» Aim:
Please switch every "column-divider" in the material below to "column-separator" and give the lines again, leaving everything else unchanged.

[Labeled box records]
+ + + + +

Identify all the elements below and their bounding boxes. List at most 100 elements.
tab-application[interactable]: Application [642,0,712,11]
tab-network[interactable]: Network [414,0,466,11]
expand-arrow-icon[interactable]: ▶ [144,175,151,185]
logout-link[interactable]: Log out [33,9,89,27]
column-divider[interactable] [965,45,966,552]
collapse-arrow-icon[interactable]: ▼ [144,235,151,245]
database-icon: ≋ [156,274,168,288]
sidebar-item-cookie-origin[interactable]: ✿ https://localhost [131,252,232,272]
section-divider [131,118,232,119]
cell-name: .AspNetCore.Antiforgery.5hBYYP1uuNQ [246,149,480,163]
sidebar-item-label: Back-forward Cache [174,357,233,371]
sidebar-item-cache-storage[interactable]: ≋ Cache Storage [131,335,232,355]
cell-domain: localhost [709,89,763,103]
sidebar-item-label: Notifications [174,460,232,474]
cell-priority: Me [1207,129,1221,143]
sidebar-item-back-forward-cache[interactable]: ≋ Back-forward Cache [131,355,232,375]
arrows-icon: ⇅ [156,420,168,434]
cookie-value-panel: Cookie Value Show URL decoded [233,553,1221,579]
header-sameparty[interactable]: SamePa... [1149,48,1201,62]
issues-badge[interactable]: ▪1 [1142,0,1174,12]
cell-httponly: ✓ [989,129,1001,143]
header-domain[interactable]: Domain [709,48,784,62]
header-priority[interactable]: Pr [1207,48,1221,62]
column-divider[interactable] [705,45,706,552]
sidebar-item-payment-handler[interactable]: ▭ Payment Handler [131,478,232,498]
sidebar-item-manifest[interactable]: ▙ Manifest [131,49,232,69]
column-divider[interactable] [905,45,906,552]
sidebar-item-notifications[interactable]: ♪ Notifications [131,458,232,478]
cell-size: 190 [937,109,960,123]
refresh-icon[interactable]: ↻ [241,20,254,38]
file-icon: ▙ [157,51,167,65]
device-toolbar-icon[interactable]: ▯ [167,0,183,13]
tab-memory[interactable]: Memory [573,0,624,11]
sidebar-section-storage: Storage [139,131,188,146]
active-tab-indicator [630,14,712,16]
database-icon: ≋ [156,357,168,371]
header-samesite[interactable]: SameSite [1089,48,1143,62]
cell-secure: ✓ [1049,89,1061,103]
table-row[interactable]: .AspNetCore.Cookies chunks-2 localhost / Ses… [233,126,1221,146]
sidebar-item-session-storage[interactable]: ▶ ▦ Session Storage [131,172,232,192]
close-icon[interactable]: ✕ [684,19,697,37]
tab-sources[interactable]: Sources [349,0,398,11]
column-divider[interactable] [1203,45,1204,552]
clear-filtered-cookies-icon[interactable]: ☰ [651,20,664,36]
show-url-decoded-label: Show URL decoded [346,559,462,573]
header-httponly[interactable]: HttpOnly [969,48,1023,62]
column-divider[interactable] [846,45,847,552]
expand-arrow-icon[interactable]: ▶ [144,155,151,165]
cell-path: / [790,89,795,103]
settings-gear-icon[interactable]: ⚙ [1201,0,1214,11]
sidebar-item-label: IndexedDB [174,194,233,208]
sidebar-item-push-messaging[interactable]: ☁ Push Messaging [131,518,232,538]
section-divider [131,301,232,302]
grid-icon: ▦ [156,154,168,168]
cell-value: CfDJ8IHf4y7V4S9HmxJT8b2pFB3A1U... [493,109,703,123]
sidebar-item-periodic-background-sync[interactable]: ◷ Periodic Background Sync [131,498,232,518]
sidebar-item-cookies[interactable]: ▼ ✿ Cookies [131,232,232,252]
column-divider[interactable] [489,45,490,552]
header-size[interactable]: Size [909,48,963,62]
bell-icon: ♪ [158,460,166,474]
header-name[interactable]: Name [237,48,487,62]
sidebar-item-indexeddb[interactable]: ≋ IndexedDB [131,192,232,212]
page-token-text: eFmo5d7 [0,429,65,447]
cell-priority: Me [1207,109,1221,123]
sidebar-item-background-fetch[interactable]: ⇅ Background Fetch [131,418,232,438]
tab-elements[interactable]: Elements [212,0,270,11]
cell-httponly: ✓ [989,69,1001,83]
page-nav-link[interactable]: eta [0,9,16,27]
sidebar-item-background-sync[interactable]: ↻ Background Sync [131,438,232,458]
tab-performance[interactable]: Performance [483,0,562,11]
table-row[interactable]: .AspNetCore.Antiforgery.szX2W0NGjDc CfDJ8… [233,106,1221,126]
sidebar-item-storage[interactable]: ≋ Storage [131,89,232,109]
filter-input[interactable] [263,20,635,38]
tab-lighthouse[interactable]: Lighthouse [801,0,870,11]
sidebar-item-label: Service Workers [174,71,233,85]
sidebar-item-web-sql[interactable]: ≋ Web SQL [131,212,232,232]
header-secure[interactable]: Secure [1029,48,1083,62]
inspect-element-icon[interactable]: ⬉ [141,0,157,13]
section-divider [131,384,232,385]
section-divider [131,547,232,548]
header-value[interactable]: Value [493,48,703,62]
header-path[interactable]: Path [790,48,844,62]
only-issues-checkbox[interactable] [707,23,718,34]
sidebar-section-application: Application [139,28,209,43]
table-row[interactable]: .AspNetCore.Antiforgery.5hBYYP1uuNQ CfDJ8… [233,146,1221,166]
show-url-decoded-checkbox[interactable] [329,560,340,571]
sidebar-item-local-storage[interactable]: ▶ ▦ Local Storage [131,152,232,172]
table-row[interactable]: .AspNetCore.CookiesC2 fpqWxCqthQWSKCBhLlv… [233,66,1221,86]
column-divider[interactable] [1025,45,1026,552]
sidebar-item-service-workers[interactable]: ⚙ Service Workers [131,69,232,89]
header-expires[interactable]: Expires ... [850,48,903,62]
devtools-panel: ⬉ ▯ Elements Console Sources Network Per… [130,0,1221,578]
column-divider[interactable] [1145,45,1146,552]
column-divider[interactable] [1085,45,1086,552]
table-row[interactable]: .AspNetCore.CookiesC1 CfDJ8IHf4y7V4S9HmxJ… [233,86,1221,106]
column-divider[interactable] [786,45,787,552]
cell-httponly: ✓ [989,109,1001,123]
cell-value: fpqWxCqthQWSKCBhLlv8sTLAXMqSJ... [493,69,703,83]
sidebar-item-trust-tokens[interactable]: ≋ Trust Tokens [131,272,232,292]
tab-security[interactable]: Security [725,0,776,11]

+ + + + +

» Exercise solution:
Identify all the elements below and their bounding boxes. List at most 100 elements.
tab-application[interactable]: Application [642,0,712,11]
tab-network[interactable]: Network [414,0,466,11]
expand-arrow-icon[interactable]: ▶ [144,175,151,185]
logout-link[interactable]: Log out [33,9,89,27]
column-separator[interactable] [965,45,966,552]
collapse-arrow-icon[interactable]: ▼ [144,235,151,245]
database-icon: ≋ [156,274,168,288]
sidebar-item-cookie-origin[interactable]: ✿ https://localhost [131,252,232,272]
section-divider [131,118,232,119]
cell-name: .AspNetCore.Antiforgery.5hBYYP1uuNQ [246,149,480,163]
sidebar-item-label: Back-forward Cache [174,357,233,371]
sidebar-item-cache-storage[interactable]: ≋ Cache Storage [131,335,232,355]
cell-domain: localhost [709,89,763,103]
sidebar-item-label: Notifications [174,460,232,474]
cell-priority: Me [1207,129,1221,143]
sidebar-item-back-forward-cache[interactable]: ≋ Back-forward Cache [131,355,232,375]
arrows-icon: ⇅ [156,420,168,434]
cookie-value-panel: Cookie Value Show URL decoded [233,553,1221,579]
header-sameparty[interactable]: SamePa... [1149,48,1201,62]
issues-badge[interactable]: ▪1 [1142,0,1174,12]
cell-httponly: ✓ [989,129,1001,143]
header-domain[interactable]: Domain [709,48,784,62]
header-priority[interactable]: Pr [1207,48,1221,62]
column-separator[interactable] [705,45,706,552]
sidebar-item-payment-handler[interactable]: ▭ Payment Handler [131,478,232,498]
sidebar-item-manifest[interactable]: ▙ Manifest [131,49,232,69]
column-separator[interactable] [905,45,906,552]
sidebar-item-notifications[interactable]: ♪ Notifications [131,458,232,478]
cell-size: 190 [937,109,960,123]
refresh-icon[interactable]: ↻ [241,20,254,38]
file-icon: ▙ [157,51,167,65]
device-toolbar-icon[interactable]: ▯ [167,0,183,13]
tab-memory[interactable]: Memory [573,0,624,11]
sidebar-section-storage: Storage [139,131,188,146]
active-tab-indicator [630,14,712,16]
database-icon: ≋ [156,357,168,371]
header-samesite[interactable]: SameSite [1089,48,1143,62]
cell-secure: ✓ [1049,89,1061,103]
table-row[interactable]: .AspNetCore.Cookies chunks-2 localhost / Ses… [233,126,1221,146]
sidebar-item-session-storage[interactable]: ▶ ▦ Session Storage [131,172,232,192]
close-icon[interactable]: ✕ [684,19,697,37]
tab-sources[interactable]: Sources [349,0,398,11]
column-separator[interactable] [1203,45,1204,552]
clear-filtered-cookies-icon[interactable]: ☰ [651,20,664,36]
show-url-decoded-label: Show URL decoded [346,559,462,573]
header-httponly[interactable]: HttpOnly [969,48,1023,62]
column-separator[interactable] [846,45,847,552]
expand-arrow-icon[interactable]: ▶ [144,155,151,165]
cell-path: / [790,89,795,103]
settings-gear-icon[interactable]: ⚙ [1201,0,1214,11]
sidebar-item-label: IndexedDB [174,194,233,208]
sidebar-item-push-messaging[interactable]: ☁ Push Messaging [131,518,232,538]
section-divider [131,301,232,302]
grid-icon: ▦ [156,154,168,168]
cell-value: CfDJ8IHf4y7V4S9HmxJT8b2pFB3A1U... [493,109,703,123]
sidebar-item-periodic-background-sync[interactable]: ◷ Periodic Background Sync [131,498,232,518]
sidebar-item-cookies[interactable]: ▼ ✿ Cookies [131,232,232,252]
column-separator[interactable] [489,45,490,552]
header-size[interactable]: Size [909,48,963,62]
bell-icon: ♪ [158,460,166,474]
header-name[interactable]: Name [237,48,487,62]
sidebar-item-indexeddb[interactable]: ≋ IndexedDB [131,192,232,212]
page-token-text: eFmo5d7 [0,429,65,447]
cell-priority: Me [1207,109,1221,123]
sidebar-item-background-fetch[interactable]: ⇅ Background Fetch [131,418,232,438]
tab-elements[interactable]: Elements [212,0,270,11]
cell-httponly: ✓ [989,69,1001,83]
page-nav-link[interactable]: eta [0,9,16,27]
sidebar-item-background-sync[interactable]: ↻ Background Sync [131,438,232,458]
tab-performance[interactable]: Performance [483,0,562,11]
table-row[interactable]: .AspNetCore.Antiforgery.szX2W0NGjDc CfDJ8… [233,106,1221,126]
sidebar-item-storage[interactable]: ≋ Storage [131,89,232,109]
filter-input[interactable] [263,20,635,38]
tab-lighthouse[interactable]: Lighthouse [801,0,870,11]
sidebar-item-label: Service Workers [174,71,233,85]
sidebar-item-web-sql[interactable]: ≋ Web SQL [131,212,232,232]
header-secure[interactable]: Secure [1029,48,1083,62]
inspect-element-icon[interactable]: ⬉ [141,0,157,13]
section-divider [131,384,232,385]
section-divider [131,547,232,548]
header-value[interactable]: Value [493,48,703,62]
header-path[interactable]: Path [790,48,844,62]
only-issues-checkbox[interactable] [707,23,718,34]
sidebar-section-application: Application [139,28,209,43]
table-row[interactable]: .AspNetCore.Antiforgery.5hBYYP1uuNQ CfDJ8… [233,146,1221,166]
show-url-decoded-checkbox[interactable] [329,560,340,571]
sidebar-item-local-storage[interactable]: ▶ ▦ Local Storage [131,152,232,172]
table-row[interactable]: .AspNetCore.CookiesC2 fpqWxCqthQWSKCBhLlv… [233,66,1221,86]
column-separator[interactable] [1025,45,1026,552]
sidebar-item-service-workers[interactable]: ⚙ Service Workers [131,69,232,89]
header-expires[interactable]: Expires ... [850,48,903,62]
devtools-panel: ⬉ ▯ Elements Console Sources Network Per… [130,0,1221,578]
column-separator[interactable] [1145,45,1146,552]
column-separator[interactable] [1085,45,1086,552]
table-row[interactable]: .AspNetCore.CookiesC1 CfDJ8IHf4y7V4S9HmxJ… [233,86,1221,106]
column-separator[interactable] [786,45,787,552]
cell-httponly: ✓ [989,109,1001,123]
cell-value: fpqWxCqthQWSKCBhLlv8sTLAXMqSJ... [493,69,703,83]
sidebar-item-trust-tokens[interactable]: ≋ Trust Tokens [131,272,232,292]
tab-security[interactable]: Security [725,0,776,11]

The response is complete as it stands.